Set task: In the tarpon gear thread, which reel does Sharkhunter say was used for casting?

Selected passage:
-=-=-=-=-
# Tarpon gear ?



## stryper (Nov 10, 2008)

Got an invite but have no idea what type of gear to use. Got a lot of gear but I don't plan on dragging it all.


----------



## jmhall87 (Jan 21, 2013)

same problem as me dude I'm hoping to take on some tarpon around galveston late this summer but I have no Idea what size reel or rod I need


----------



## Sharkhunter (May 22, 2004)

4/0 size reel with 40# line is what I used for baits. Abu 7000 for casting. I would be interested in what the pros on here us as well though.


----------



## Cody C (May 15, 2009)

Calcutta 400
6000 series spinning reel
Both with 40lb braid. 
Fluro size and hooks depends on size of fish and bait. 


Cody C


----------



## dpeterson (May 3, 2007)
-=-=-=-=-
Excerpted data:
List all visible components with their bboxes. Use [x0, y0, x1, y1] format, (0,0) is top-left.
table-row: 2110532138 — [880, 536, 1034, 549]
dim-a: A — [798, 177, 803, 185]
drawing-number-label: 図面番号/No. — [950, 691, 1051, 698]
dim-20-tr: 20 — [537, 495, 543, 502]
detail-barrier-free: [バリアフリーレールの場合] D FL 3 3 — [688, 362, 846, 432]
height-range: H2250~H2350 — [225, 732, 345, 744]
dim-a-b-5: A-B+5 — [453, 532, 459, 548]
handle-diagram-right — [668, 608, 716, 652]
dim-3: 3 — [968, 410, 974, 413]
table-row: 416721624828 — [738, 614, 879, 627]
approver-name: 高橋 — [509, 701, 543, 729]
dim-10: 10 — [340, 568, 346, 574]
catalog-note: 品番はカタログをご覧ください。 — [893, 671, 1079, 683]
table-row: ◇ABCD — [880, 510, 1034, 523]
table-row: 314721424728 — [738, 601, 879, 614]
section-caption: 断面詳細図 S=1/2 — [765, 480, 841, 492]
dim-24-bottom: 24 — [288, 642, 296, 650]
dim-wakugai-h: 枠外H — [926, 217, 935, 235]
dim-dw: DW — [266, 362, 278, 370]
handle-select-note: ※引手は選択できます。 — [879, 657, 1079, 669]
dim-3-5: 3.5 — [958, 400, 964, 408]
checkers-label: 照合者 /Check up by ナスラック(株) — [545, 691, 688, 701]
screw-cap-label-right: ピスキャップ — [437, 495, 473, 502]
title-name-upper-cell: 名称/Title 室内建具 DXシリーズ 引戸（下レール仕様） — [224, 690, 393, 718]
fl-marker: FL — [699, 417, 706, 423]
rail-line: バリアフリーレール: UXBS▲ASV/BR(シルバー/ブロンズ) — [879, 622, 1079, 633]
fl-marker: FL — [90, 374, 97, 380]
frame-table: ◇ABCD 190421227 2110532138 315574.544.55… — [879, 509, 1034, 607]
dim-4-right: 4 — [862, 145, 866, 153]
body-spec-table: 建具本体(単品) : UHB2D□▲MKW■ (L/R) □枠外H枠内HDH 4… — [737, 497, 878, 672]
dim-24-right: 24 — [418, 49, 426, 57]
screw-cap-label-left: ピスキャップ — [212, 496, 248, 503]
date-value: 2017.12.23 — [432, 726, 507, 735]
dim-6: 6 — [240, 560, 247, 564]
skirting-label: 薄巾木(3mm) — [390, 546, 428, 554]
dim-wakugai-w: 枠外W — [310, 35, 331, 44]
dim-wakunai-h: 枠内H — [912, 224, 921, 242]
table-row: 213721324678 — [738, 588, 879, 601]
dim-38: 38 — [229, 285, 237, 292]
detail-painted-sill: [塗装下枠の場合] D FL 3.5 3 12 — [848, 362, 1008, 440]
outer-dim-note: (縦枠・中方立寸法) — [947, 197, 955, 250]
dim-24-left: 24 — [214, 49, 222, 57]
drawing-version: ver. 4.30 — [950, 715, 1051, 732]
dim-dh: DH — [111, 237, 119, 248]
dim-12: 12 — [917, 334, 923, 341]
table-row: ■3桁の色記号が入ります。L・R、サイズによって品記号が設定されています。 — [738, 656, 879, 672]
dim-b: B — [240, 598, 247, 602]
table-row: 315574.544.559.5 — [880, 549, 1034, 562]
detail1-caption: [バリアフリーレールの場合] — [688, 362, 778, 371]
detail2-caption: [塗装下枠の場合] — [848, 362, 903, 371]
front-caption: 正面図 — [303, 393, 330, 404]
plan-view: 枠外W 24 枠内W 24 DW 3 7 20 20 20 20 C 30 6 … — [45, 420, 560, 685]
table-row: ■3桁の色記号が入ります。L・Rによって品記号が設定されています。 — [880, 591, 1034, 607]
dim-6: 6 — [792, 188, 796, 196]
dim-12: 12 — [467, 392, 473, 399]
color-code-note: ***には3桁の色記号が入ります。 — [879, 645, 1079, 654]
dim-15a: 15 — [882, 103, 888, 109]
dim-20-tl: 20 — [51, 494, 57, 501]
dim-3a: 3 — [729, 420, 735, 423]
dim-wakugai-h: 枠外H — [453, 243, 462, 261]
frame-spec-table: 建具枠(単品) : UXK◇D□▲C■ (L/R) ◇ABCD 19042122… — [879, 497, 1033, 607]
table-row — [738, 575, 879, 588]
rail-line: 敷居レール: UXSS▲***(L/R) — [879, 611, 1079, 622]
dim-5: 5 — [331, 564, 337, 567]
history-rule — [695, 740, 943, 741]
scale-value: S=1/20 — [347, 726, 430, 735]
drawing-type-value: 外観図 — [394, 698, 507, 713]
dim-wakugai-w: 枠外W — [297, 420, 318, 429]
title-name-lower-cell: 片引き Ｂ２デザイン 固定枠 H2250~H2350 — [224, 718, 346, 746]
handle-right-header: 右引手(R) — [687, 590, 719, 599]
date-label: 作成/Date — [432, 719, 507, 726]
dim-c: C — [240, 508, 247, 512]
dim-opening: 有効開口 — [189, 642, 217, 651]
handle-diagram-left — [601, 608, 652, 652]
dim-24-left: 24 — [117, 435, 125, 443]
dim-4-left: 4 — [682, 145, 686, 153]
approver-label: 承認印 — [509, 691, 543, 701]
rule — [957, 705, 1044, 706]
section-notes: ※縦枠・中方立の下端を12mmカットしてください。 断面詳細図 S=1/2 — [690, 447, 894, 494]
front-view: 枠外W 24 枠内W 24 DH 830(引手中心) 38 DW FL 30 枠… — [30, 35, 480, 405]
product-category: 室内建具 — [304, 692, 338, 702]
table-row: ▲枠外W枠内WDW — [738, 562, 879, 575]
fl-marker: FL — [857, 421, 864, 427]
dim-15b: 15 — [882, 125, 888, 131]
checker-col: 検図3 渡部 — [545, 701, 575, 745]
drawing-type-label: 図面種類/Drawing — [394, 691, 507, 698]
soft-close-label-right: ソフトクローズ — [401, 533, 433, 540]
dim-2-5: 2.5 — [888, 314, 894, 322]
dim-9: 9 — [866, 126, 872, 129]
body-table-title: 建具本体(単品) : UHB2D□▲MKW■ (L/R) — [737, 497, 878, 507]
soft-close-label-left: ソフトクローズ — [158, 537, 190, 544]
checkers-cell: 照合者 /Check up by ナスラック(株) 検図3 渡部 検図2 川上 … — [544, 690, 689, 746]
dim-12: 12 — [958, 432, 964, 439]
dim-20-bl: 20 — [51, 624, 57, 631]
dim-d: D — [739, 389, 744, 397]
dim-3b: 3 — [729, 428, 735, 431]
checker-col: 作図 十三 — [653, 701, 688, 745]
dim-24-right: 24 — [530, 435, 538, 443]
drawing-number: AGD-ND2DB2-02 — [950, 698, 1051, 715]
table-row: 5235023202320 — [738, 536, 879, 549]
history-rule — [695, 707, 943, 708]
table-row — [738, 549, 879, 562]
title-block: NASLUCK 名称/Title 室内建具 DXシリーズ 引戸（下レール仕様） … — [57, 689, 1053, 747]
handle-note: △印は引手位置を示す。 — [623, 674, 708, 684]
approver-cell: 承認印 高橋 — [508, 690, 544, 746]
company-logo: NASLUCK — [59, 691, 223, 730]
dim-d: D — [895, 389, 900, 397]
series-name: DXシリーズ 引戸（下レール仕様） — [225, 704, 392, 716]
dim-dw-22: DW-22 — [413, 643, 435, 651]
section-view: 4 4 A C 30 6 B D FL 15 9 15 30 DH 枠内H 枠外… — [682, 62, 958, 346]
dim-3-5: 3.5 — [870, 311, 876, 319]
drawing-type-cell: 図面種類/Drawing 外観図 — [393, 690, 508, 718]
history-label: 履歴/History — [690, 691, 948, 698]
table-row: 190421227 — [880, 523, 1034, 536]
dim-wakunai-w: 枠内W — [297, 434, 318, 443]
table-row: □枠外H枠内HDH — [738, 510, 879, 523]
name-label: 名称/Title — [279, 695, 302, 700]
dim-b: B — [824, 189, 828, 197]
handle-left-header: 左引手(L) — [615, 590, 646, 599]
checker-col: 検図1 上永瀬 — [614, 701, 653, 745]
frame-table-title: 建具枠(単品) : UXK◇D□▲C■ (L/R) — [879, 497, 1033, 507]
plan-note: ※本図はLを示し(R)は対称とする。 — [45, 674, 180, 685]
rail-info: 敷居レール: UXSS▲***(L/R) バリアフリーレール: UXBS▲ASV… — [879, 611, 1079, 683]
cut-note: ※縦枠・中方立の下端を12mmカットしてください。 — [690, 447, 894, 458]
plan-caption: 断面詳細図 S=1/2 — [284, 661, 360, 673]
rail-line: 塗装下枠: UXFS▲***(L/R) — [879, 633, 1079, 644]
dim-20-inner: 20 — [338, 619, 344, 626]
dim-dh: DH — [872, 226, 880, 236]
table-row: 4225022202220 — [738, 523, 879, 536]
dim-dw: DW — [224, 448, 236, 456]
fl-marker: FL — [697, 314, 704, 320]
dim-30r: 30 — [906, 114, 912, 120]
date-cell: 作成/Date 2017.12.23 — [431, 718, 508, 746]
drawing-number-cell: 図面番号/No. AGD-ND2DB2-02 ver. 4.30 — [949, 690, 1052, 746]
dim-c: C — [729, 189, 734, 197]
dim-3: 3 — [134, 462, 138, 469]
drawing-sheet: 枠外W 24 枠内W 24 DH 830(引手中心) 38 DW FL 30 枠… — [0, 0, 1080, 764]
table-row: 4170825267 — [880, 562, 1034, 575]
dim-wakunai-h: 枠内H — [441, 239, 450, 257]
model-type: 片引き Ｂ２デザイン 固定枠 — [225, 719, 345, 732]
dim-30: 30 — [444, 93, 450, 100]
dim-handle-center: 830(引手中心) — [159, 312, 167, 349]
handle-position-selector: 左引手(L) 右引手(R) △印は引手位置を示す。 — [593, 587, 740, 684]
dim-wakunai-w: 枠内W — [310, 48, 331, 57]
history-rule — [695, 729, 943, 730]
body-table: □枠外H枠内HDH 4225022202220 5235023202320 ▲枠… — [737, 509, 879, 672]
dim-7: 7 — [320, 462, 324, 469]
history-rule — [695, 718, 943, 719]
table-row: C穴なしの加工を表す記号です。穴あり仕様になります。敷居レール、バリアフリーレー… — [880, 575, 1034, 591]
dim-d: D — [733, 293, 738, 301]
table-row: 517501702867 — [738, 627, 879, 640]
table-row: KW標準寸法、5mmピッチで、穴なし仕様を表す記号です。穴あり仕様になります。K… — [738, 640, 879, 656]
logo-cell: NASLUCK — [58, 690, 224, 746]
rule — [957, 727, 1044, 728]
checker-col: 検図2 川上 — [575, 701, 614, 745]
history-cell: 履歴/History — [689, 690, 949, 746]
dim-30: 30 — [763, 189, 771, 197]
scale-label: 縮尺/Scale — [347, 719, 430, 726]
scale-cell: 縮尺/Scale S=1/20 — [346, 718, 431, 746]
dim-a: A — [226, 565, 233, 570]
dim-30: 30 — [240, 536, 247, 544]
-=-=-=-=-
Written solution: An Abu 7000.